◆ STATED PROBLEM ◆
All of the lines below are to be printed again exactly; images are excluded from the output.

(Stored entries)
** BEGIN **
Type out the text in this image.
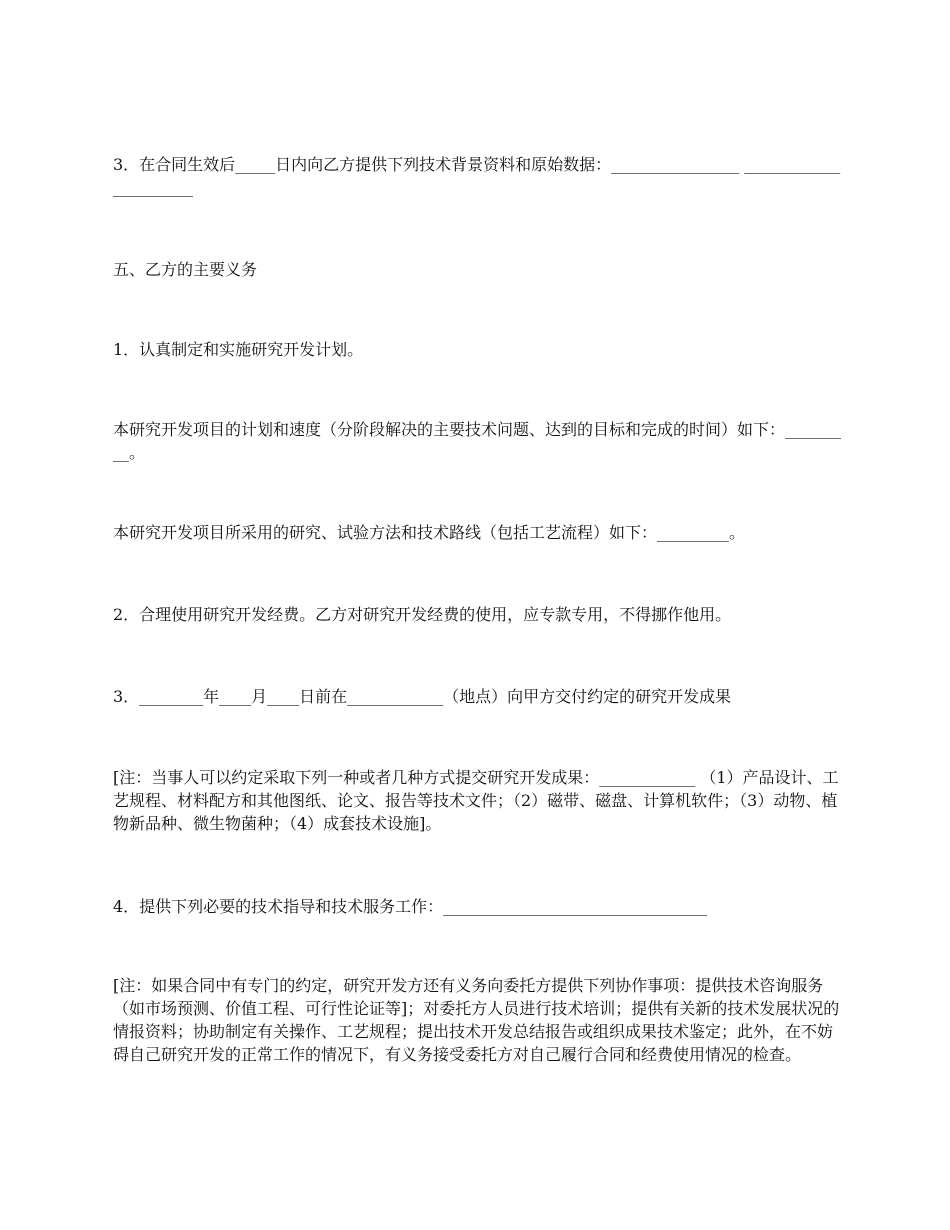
3．在合同生效后_____日内向乙方提供下列技术背景资料和原始数据：________________ ______________________

五、乙方的主要义务

1．认真制定和实施研究开发计划。

本研究开发项目的计划和速度（分阶段解决的主要技术问题、达到的目标和完成的时间）如下：_________。

本研究开发项目所采用的研究、试验方法和技术路线（包括工艺流程）如下：_________。

2．合理使用研究开发经费。乙方对研究开发经费的使用，应专款专用，不得挪作他用。

3．________年____月____日前在____________（地点）向甲方交付约定的研究开发成果

[注：当事人可以约定采取下列一种或者几种方式提交研究开发成果：____________ （1）产品设计、工艺规程、材料配方和其他图纸、论文、报告等技术文件；（2）磁带、磁盘、计算机软件；（3）动物、植物新品种、微生物菌种；（4）成套技术设施]。

4．提供下列必要的技术指导和技术服务工作：_________________________________

[注：如果合同中有专门的约定，研究开发方还有义务向委托方提供下列协作事项：提供技术咨询服务（如市场预测、价值工程、可行性论证等]；对委托方人员进行技术培训；提供有关新的技术发展状况的情报资料；协助制定有关操作、工艺规程；提出技术开发总结报告或组织成果技术鉴定；此外，在不妨碍自己研究开发的正常工作的情况下，有义务接受委托方对自己履行合同和经费使用情况的检查。
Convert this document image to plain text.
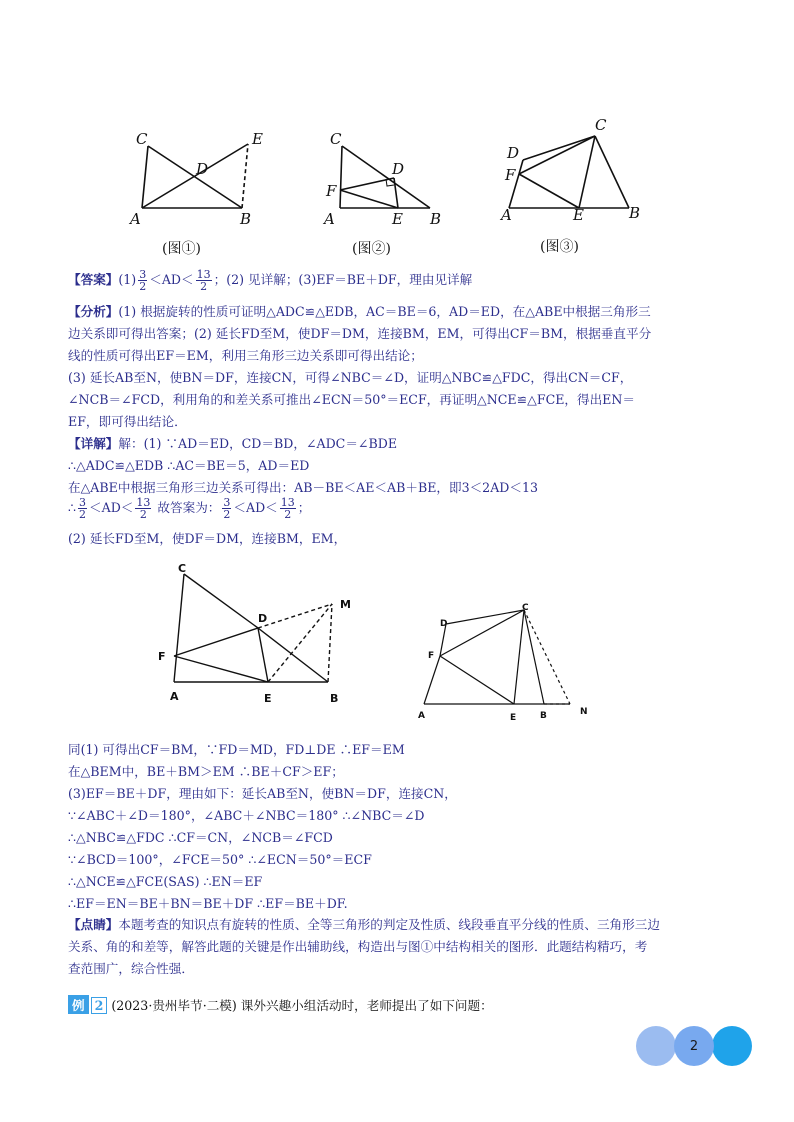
C
D
E
A	B
(图①)
C
D
F
A	E B
(图②)
C
D
F
A	E	B
(图③)
【答案】$(1) \frac{3}{2} <AD< \frac{13}{2}$ ；(2) 见详解；(3)EF＝BE＋DF，理由见详解
【分析】(1) 根据旋转的性质可证明△ADC≌△EDB，AC＝BE＝6，AD＝ED，在△ABE中根据三角形三
边关系即可得出答案；(2) 延长FD至M，使DF＝DM，连接BM，EM，可得出CF＝BM，根据垂直平分
线的性质可得出EF＝EM，利用三角形三边关系即可得出结论；
(3) 延长AB至N，使BN＝DF，连接CN，可得∠NBC＝∠D，证明△NBC≌△FDC，得出CN＝CF，
∠NCB＝∠FCD，利用角的和差关系可推出∠ECN＝50°＝ECF，再证明△NCE≌△FCE，得出EN＝
EF，即可得出结论．
【详解】解：(1) ∵AD＝ED，CD＝BD，∠ADC＝∠BDE
∴△ADC≌△EDB ∴AC＝BE＝5，AD＝ED
在△ABE中根据三角形三边关系可得出：AB－BE＜AE＜AB＋BE，即3＜2AD＜13
∴ $\frac{3}{2} <AD< \frac{13}{2}$ 故答案为： $\frac{3}{2} <AD< \frac{13}{2}$ ；
(2) 延长FD至M，使DF＝DM，连接BM，EM，
C
D
M
F
A	E	B
C
D
F
A	E	B	N
同(1) 可得出CF＝BM，∵FD＝MD，FD⊥DE ∴EF＝EM
在△BEM中，BE＋BM＞EM ∴BE＋CF＞EF；
(3)EF＝BE＋DF，理由如下：延长AB至N，使BN＝DF，连接CN，
∵∠ABC＋∠D＝180°，∠ABC＋∠NBC＝180° ∴∠NBC＝∠D
∴△NBC≌△FDC ∴CF＝CN，∠NCB＝∠FCD
∵∠BCD＝100°，∠FCE＝50° ∴∠ECN＝50°＝ECF
∴△NCE≌△FCE(SAS) ∴EN＝EF
∴EF＝EN＝BE＋BN＝BE＋DF ∴EF＝BE＋DF.
【点睛】本题考查的知识点有旋转的性质、全等三角形的判定及性质、线段垂直平分线的性质、三角形三边
关系、角的和差等，解答此题的关键是作出辅助线，构造出与图①中结构相关的图形．此题结构精巧，考
查范围广，综合性强．
例 2 (2023·贵州毕节·二模) 课外兴趣小组活动时，老师提出了如下问题：
2
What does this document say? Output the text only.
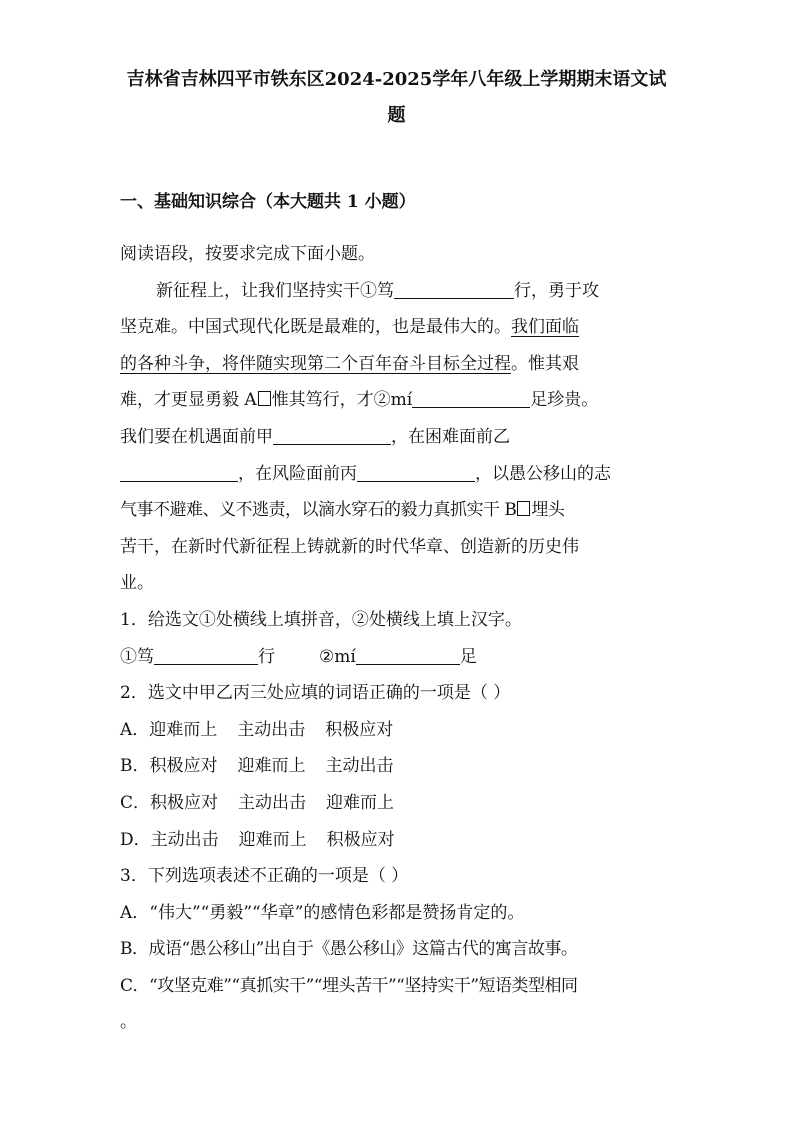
吉林省吉林四平市铁东区2024-2025学年八年级上学期期末语文试
题
一、基础知识综合（本大题共 1 小题）
阅读语段，按要求完成下面小题。
新征程上，让我们坚持实干①笃	行，勇于攻
坚克难。中国式现代化既是最难的，也是最伟大的。我们面临
的各种斗争，将伴随实现第二个百年奋斗目标全过程。惟其艰
难，才更显勇毅 A 惟其笃行，才②mí	足珍贵。
我们要在机遇面前甲	，在困难面前乙
，在风险面前丙	，以愚公移山的志
气事不避难、义不逃责，以滴水穿石的毅力真抓实干 B 埋头
苦干，在新时代新征程上铸就新的时代华章、创造新的历史伟
业。
1．给选文①处横线上填拼音，②处横线上填上汉字。
①笃	行	②mí	足
2．选文中甲乙丙三处应填的词语正确的一项是（ ）
A．迎难而上 主动出击 积极应对
B．积极应对 迎难而上 主动出击
C．积极应对 主动出击 迎难而上
D．主动出击 迎难而上 积极应对
3．下列选项表述不正确的一项是（ ）
A．“伟大”“勇毅”“华章”的感情色彩都是赞扬肯定的。
B．成语“愚公移山”出自于《愚公移山》这篇古代的寓言故事。
C．“攻坚克难”“真抓实干”“埋头苦干”“坚持实干”短语类型相同
。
** END **
◆ COMPLETED EXERCISE ◆
Type out the text in this image.
3．在合同生效后_____日内向乙方提供下列技术背景资料和原始数据：________________ ______________________

五、乙方的主要义务

1．认真制定和实施研究开发计划。

本研究开发项目的计划和速度（分阶段解决的主要技术问题、达到的目标和完成的时间）如下：_________。

本研究开发项目所采用的研究、试验方法和技术路线（包括工艺流程）如下：_________。

2．合理使用研究开发经费。乙方对研究开发经费的使用，应专款专用，不得挪作他用。

3．________年____月____日前在____________（地点）向甲方交付约定的研究开发成果

[注：当事人可以约定采取下列一种或者几种方式提交研究开发成果：____________ （1）产品设计、工艺规程、材料配方和其他图纸、论文、报告等技术文件；（2）磁带、磁盘、计算机软件；（3）动物、植物新品种、微生物菌种；（4）成套技术设施]。

4．提供下列必要的技术指导和技术服务工作：_________________________________

[注：如果合同中有专门的约定，研究开发方还有义务向委托方提供下列协作事项：提供技术咨询服务（如市场预测、价值工程、可行性论证等]；对委托方人员进行技术培训；提供有关新的技术发展状况的情报资料；协助制定有关操作、工艺规程；提出技术开发总结报告或组织成果技术鉴定；此外，在不妨碍自己研究开发的正常工作的情况下，有义务接受委托方对自己履行合同和经费使用情况的检查。
Convert this document image to plain text.
C
D
E
A	B
(图①)
C
D
F
A	E B
(图②)
C
D
F
A	E	B
(图③)
【答案】$(1) \frac{3}{2} <AD< \frac{13}{2}$ ；(2) 见详解；(3)EF＝BE＋DF，理由见详解
【分析】(1) 根据旋转的性质可证明△ADC≌△EDB，AC＝BE＝6，AD＝ED，在△ABE中根据三角形三
边关系即可得出答案；(2) 延长FD至M，使DF＝DM，连接BM，EM，可得出CF＝BM，根据垂直平分
线的性质可得出EF＝EM，利用三角形三边关系即可得出结论；
(3) 延长AB至N，使BN＝DF，连接CN，可得∠NBC＝∠D，证明△NBC≌△FDC，得出CN＝CF，
∠NCB＝∠FCD，利用角的和差关系可推出∠ECN＝50°＝ECF，再证明△NCE≌△FCE，得出EN＝
EF，即可得出结论．
【详解】解：(1) ∵AD＝ED，CD＝BD，∠ADC＝∠BDE
∴△ADC≌△EDB ∴AC＝BE＝5，AD＝ED
在△ABE中根据三角形三边关系可得出：AB－BE＜AE＜AB＋BE，即3＜2AD＜13
∴ $\frac{3}{2} <AD< \frac{13}{2}$ 故答案为： $\frac{3}{2} <AD< \frac{13}{2}$ ；
(2) 延长FD至M，使DF＝DM，连接BM，EM，
C
D
M
F
A	E	B
C
D
F
A	E	B	N
同(1) 可得出CF＝BM，∵FD＝MD，FD⊥DE ∴EF＝EM
在△BEM中，BE＋BM＞EM ∴BE＋CF＞EF；
(3)EF＝BE＋DF，理由如下：延长AB至N，使BN＝DF，连接CN，
∵∠ABC＋∠D＝180°，∠ABC＋∠NBC＝180° ∴∠NBC＝∠D
∴△NBC≌△FDC ∴CF＝CN，∠NCB＝∠FCD
∵∠BCD＝100°，∠FCE＝50° ∴∠ECN＝50°＝ECF
∴△NCE≌△FCE(SAS) ∴EN＝EF
∴EF＝EN＝BE＋BN＝BE＋DF ∴EF＝BE＋DF.
【点睛】本题考查的知识点有旋转的性质、全等三角形的判定及性质、线段垂直平分线的性质、三角形三边
关系、角的和差等，解答此题的关键是作出辅助线，构造出与图①中结构相关的图形．此题结构精巧，考
查范围广，综合性强．
例 2 (2023·贵州毕节·二模) 课外兴趣小组活动时，老师提出了如下问题：
2
What does this document say? Output the text only.
吉林省吉林四平市铁东区2024-2025学年八年级上学期期末语文试
题
一、基础知识综合（本大题共 1 小题）
阅读语段，按要求完成下面小题。
新征程上，让我们坚持实干①笃	行，勇于攻
坚克难。中国式现代化既是最难的，也是最伟大的。我们面临
的各种斗争，将伴随实现第二个百年奋斗目标全过程。惟其艰
难，才更显勇毅 A 惟其笃行，才②mí	足珍贵。
我们要在机遇面前甲	，在困难面前乙
，在风险面前丙	，以愚公移山的志
气事不避难、义不逃责，以滴水穿石的毅力真抓实干 B 埋头
苦干，在新时代新征程上铸就新的时代华章、创造新的历史伟
业。
1．给选文①处横线上填拼音，②处横线上填上汉字。
①笃	行	②mí	足
2．选文中甲乙丙三处应填的词语正确的一项是（ ）
A．迎难而上 主动出击 积极应对
B．积极应对 迎难而上 主动出击
C．积极应对 主动出击 迎难而上
D．主动出击 迎难而上 积极应对
3．下列选项表述不正确的一项是（ ）
A．“伟大”“勇毅”“华章”的感情色彩都是赞扬肯定的。
B．成语“愚公移山”出自于《愚公移山》这篇古代的寓言故事。
C．“攻坚克难”“真抓实干”“埋头苦干”“坚持实干”短语类型相同
。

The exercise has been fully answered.